→ Objective
Omit all images. Write out the rest of the material exactly.

→ Dataset content
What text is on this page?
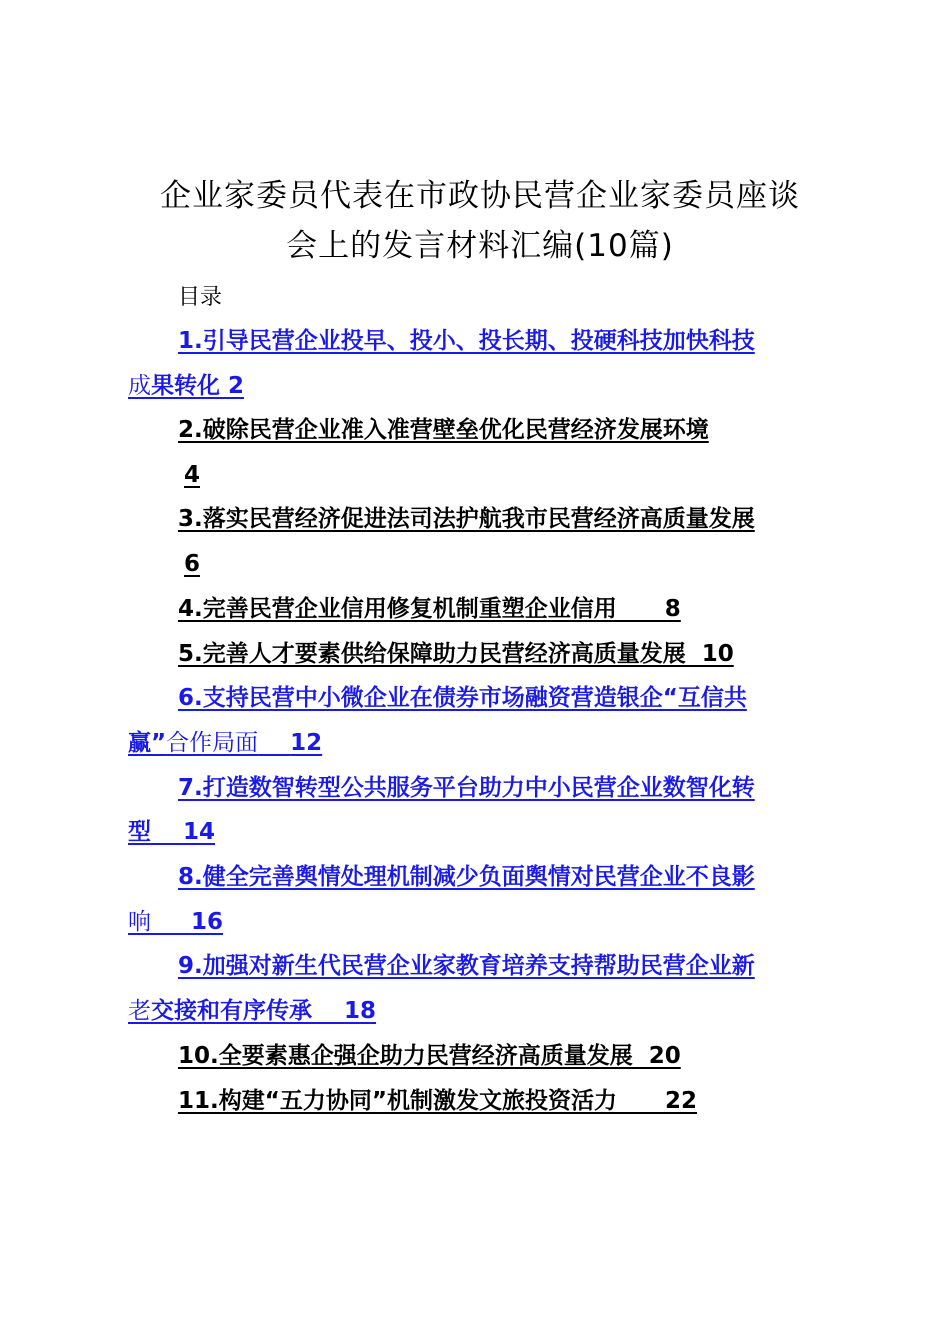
企业家委员代表在市政协民营企业家委员座谈
会上的发言材料汇编(10篇)
目录
1.引导民营企业投早、投小、投长期、投硬科技加快科技
成果转化 2
2.破除民营企业准入准营壁垒优化民营经济发展环境
4
3.落实民营经济促进法司法护航我市民营经济高质量发展
6
4.完善民营企业信用修复机制重塑企业信用      8
5.完善人才要素供给保障助力民营经济高质量发展  10
6.支持民营中小微企业在债券市场融资营造银企“互信共
赢”合作局面 12
7.打造数智转型公共服务平台助力中小民营企业数智化转
型 14
8.健全完善舆情处理机制减少负面舆情对民营企业不良影
响 16
9.加强对新生代民营企业家教育培养支持帮助民营企业新
老交接和有序传承 18
10.全要素惠企强企助力民营经济高质量发展  20
11.构建“五力协同”机制激发文旅投资活力      22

→ Complete response
What text is on this page?
企业家委员代表在市政协民营企业家委员座谈
会上的发言材料汇编(10篇)
目录
1.引导民营企业投早、投小、投长期、投硬科技加快科技
成果转化 2
2.破除民营企业准入准营壁垒优化民营经济发展环境
4
3.落实民营经济促进法司法护航我市民营经济高质量发展
6
4.完善民营企业信用修复机制重塑企业信用      8
5.完善人才要素供给保障助力民营经济高质量发展  10
6.支持民营中小微企业在债券市场融资营造银企“互信共
赢”合作局面 12
7.打造数智转型公共服务平台助力中小民营企业数智化转
型 14
8.健全完善舆情处理机制减少负面舆情对民营企业不良影
响 16
9.加强对新生代民营企业家教育培养支持帮助民营企业新
老交接和有序传承 18
10.全要素惠企强企助力民营经济高质量发展  20
11.构建“五力协同”机制激发文旅投资活力      22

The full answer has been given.